* Begin Listing *

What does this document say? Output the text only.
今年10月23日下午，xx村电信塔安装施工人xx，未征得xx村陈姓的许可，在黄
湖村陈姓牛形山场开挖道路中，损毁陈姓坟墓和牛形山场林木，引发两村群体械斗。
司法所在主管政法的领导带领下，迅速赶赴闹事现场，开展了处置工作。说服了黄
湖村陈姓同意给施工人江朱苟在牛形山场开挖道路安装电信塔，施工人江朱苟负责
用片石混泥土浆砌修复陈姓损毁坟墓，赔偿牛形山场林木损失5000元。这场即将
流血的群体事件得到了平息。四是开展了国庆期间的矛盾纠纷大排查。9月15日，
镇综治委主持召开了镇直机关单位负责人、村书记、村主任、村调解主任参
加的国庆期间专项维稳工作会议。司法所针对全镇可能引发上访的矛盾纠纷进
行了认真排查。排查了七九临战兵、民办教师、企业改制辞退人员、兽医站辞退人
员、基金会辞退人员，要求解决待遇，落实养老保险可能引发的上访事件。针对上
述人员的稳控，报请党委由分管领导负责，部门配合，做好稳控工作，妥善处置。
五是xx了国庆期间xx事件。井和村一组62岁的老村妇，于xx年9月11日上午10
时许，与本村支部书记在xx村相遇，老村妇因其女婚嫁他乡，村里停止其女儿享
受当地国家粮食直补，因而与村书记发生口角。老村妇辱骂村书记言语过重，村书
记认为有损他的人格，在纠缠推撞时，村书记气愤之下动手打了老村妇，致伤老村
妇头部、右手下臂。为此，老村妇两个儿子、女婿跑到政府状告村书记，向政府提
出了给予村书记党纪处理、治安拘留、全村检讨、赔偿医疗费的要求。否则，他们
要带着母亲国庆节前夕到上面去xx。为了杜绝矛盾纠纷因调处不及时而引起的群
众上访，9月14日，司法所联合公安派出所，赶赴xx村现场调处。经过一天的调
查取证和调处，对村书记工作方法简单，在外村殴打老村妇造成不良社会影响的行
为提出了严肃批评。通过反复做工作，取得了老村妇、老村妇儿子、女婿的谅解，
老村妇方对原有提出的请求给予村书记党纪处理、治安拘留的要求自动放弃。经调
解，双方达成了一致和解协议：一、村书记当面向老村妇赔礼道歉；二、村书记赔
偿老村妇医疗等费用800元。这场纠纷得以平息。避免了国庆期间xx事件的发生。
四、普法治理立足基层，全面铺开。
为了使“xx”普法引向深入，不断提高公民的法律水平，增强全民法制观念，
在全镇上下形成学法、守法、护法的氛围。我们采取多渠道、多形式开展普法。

* End Listing *

What you are asked to do
Extract the complete data, matching each line exactly.

Final result
What does this document say? Output the text only.
今年10月23日下午，xx村电信塔安装施工人xx，未征得xx村陈姓的许可，在黄
湖村陈姓牛形山场开挖道路中，损毁陈姓坟墓和牛形山场林木，引发两村群体械斗。
司法所在主管政法的领导带领下，迅速赶赴闹事现场，开展了处置工作。说服了黄
湖村陈姓同意给施工人江朱苟在牛形山场开挖道路安装电信塔，施工人江朱苟负责
用片石混泥土浆砌修复陈姓损毁坟墓，赔偿牛形山场林木损失5000元。这场即将
流血的群体事件得到了平息。四是开展了国庆期间的矛盾纠纷大排查。9月15日，
镇综治委主持召开了镇直机关单位负责人、村书记、村主任、村调解主任参
加的国庆期间专项维稳工作会议。司法所针对全镇可能引发上访的矛盾纠纷进
行了认真排查。排查了七九临战兵、民办教师、企业改制辞退人员、兽医站辞退人
员、基金会辞退人员，要求解决待遇，落实养老保险可能引发的上访事件。针对上
述人员的稳控，报请党委由分管领导负责，部门配合，做好稳控工作，妥善处置。
五是xx了国庆期间xx事件。井和村一组62岁的老村妇，于xx年9月11日上午10
时许，与本村支部书记在xx村相遇，老村妇因其女婚嫁他乡，村里停止其女儿享
受当地国家粮食直补，因而与村书记发生口角。老村妇辱骂村书记言语过重，村书
记认为有损他的人格，在纠缠推撞时，村书记气愤之下动手打了老村妇，致伤老村
妇头部、右手下臂。为此，老村妇两个儿子、女婿跑到政府状告村书记，向政府提
出了给予村书记党纪处理、治安拘留、全村检讨、赔偿医疗费的要求。否则，他们
要带着母亲国庆节前夕到上面去xx。为了杜绝矛盾纠纷因调处不及时而引起的群
众上访，9月14日，司法所联合公安派出所，赶赴xx村现场调处。经过一天的调
查取证和调处，对村书记工作方法简单，在外村殴打老村妇造成不良社会影响的行
为提出了严肃批评。通过反复做工作，取得了老村妇、老村妇儿子、女婿的谅解，
老村妇方对原有提出的请求给予村书记党纪处理、治安拘留的要求自动放弃。经调
解，双方达成了一致和解协议：一、村书记当面向老村妇赔礼道歉；二、村书记赔
偿老村妇医疗等费用800元。这场纠纷得以平息。避免了国庆期间xx事件的发生。
四、普法治理立足基层，全面铺开。
为了使“xx”普法引向深入，不断提高公民的法律水平，增强全民法制观念，
在全镇上下形成学法、守法、护法的氛围。我们采取多渠道、多形式开展普法。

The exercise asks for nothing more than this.